··· RECORDS PROVIDED
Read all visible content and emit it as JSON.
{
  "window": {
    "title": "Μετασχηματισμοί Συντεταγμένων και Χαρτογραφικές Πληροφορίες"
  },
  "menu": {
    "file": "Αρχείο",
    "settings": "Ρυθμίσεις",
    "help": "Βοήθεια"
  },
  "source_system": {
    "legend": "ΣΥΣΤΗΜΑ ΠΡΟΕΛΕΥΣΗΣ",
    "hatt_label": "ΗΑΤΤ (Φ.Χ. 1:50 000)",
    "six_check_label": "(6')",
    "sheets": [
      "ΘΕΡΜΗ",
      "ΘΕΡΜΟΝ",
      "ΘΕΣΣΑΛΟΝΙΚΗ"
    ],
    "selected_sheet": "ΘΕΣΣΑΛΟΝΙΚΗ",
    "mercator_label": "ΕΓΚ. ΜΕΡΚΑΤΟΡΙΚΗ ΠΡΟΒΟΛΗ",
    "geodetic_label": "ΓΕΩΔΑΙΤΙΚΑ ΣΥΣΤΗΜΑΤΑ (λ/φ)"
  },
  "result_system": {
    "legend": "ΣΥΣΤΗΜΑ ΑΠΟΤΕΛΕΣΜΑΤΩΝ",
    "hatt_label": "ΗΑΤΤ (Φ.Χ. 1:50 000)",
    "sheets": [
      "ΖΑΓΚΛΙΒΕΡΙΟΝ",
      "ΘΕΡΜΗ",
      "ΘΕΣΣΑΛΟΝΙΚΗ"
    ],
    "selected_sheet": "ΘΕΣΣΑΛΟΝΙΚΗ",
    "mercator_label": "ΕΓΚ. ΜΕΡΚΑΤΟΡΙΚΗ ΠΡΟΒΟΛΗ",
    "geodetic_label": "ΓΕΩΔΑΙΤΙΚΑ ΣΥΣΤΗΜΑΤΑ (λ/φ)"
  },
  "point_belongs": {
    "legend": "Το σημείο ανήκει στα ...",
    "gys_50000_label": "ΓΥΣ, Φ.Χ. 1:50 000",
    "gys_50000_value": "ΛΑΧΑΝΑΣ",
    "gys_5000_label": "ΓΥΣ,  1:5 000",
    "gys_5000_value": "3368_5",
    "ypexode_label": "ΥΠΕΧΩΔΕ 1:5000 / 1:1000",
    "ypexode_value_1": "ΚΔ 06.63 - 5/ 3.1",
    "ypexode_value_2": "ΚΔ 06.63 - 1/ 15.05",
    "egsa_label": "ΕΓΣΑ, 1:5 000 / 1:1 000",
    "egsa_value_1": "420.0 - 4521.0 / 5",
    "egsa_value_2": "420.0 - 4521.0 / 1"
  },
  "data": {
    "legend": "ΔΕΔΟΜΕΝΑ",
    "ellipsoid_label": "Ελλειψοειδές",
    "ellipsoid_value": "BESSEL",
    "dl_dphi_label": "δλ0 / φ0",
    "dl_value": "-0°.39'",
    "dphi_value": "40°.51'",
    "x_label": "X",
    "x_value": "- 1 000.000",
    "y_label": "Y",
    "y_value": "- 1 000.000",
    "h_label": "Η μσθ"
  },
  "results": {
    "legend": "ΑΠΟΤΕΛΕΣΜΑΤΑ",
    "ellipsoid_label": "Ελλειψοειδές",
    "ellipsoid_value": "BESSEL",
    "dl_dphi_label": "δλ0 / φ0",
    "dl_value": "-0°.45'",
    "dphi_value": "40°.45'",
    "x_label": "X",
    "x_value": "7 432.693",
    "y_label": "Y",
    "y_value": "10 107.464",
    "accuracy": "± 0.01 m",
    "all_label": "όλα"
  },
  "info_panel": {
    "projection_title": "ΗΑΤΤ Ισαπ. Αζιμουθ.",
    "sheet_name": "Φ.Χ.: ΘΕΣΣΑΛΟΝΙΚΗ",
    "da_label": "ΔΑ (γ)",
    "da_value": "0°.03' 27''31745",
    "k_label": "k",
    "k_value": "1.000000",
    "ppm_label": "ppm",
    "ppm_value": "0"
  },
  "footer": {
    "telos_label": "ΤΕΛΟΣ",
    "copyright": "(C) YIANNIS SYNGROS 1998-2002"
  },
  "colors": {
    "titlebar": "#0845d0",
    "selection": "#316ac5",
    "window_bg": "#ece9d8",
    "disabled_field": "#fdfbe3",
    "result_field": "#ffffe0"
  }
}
······
## [EXERCISE REQUIREMENTS]
Return every entry verbatim.

## [WRITTEN SOLUTION]
Read all visible content and emit it as JSON.
{
  "window": {
    "title": "Μετασχηματισμοί Συντεταγμένων και Χαρτογραφικές Πληροφορίες"
  },
  "menu": {
    "file": "Αρχείο",
    "settings": "Ρυθμίσεις",
    "help": "Βοήθεια"
  },
  "source_system": {
    "legend": "ΣΥΣΤΗΜΑ ΠΡΟΕΛΕΥΣΗΣ",
    "hatt_label": "ΗΑΤΤ (Φ.Χ. 1:50 000)",
    "six_check_label": "(6')",
    "sheets": [
      "ΘΕΡΜΗ",
      "ΘΕΡΜΟΝ",
      "ΘΕΣΣΑΛΟΝΙΚΗ"
    ],
    "selected_sheet": "ΘΕΣΣΑΛΟΝΙΚΗ",
    "mercator_label": "ΕΓΚ. ΜΕΡΚΑΤΟΡΙΚΗ ΠΡΟΒΟΛΗ",
    "geodetic_label": "ΓΕΩΔΑΙΤΙΚΑ ΣΥΣΤΗΜΑΤΑ (λ/φ)"
  },
  "result_system": {
    "legend": "ΣΥΣΤΗΜΑ ΑΠΟΤΕΛΕΣΜΑΤΩΝ",
    "hatt_label": "ΗΑΤΤ (Φ.Χ. 1:50 000)",
    "sheets": [
      "ΖΑΓΚΛΙΒΕΡΙΟΝ",
      "ΘΕΡΜΗ",
      "ΘΕΣΣΑΛΟΝΙΚΗ"
    ],
    "selected_sheet": "ΘΕΣΣΑΛΟΝΙΚΗ",
    "mercator_label": "ΕΓΚ. ΜΕΡΚΑΤΟΡΙΚΗ ΠΡΟΒΟΛΗ",
    "geodetic_label": "ΓΕΩΔΑΙΤΙΚΑ ΣΥΣΤΗΜΑΤΑ (λ/φ)"
  },
  "point_belongs": {
    "legend": "Το σημείο ανήκει στα ...",
    "gys_50000_label": "ΓΥΣ, Φ.Χ. 1:50 000",
    "gys_50000_value": "ΛΑΧΑΝΑΣ",
    "gys_5000_label": "ΓΥΣ,  1:5 000",
    "gys_5000_value": "3368_5",
    "ypexode_label": "ΥΠΕΧΩΔΕ 1:5000 / 1:1000",
    "ypexode_value_1": "ΚΔ 06.63 - 5/ 3.1",
    "ypexode_value_2": "ΚΔ 06.63 - 1/ 15.05",
    "egsa_label": "ΕΓΣΑ, 1:5 000 / 1:1 000",
    "egsa_value_1": "420.0 - 4521.0 / 5",
    "egsa_value_2": "420.0 - 4521.0 / 1"
  },
  "data": {
    "legend": "ΔΕΔΟΜΕΝΑ",
    "ellipsoid_label": "Ελλειψοειδές",
    "ellipsoid_value": "BESSEL",
    "dl_dphi_label": "δλ0 / φ0",
    "dl_value": "-0°.39'",
    "dphi_value": "40°.51'",
    "x_label": "X",
    "x_value": "- 1 000.000",
    "y_label": "Y",
    "y_value": "- 1 000.000",
    "h_label": "Η μσθ"
  },
  "results": {
    "legend": "ΑΠΟΤΕΛΕΣΜΑΤΑ",
    "ellipsoid_label": "Ελλειψοειδές",
    "ellipsoid_value": "BESSEL",
    "dl_dphi_label": "δλ0 / φ0",
    "dl_value": "-0°.45'",
    "dphi_value": "40°.45'",
    "x_label": "X",
    "x_value": "7 432.693",
    "y_label": "Y",
    "y_value": "10 107.464",
    "accuracy": "± 0.01 m",
    "all_label": "όλα"
  },
  "info_panel": {
    "projection_title": "ΗΑΤΤ Ισαπ. Αζιμουθ.",
    "sheet_name": "Φ.Χ.: ΘΕΣΣΑΛΟΝΙΚΗ",
    "da_label": "ΔΑ (γ)",
    "da_value": "0°.03' 27''31745",
    "k_label": "k",
    "k_value": "1.000000",
    "ppm_label": "ppm",
    "ppm_value": "0"
  },
  "footer": {
    "telos_label": "ΤΕΛΟΣ",
    "copyright": "(C) YIANNIS SYNGROS 1998-2002"
  },
  "colors": {
    "titlebar": "#0845d0",
    "selection": "#316ac5",
    "window_bg": "#ece9d8",
    "disabled_field": "#fdfbe3",
    "result_field": "#ffffe0"
  }
}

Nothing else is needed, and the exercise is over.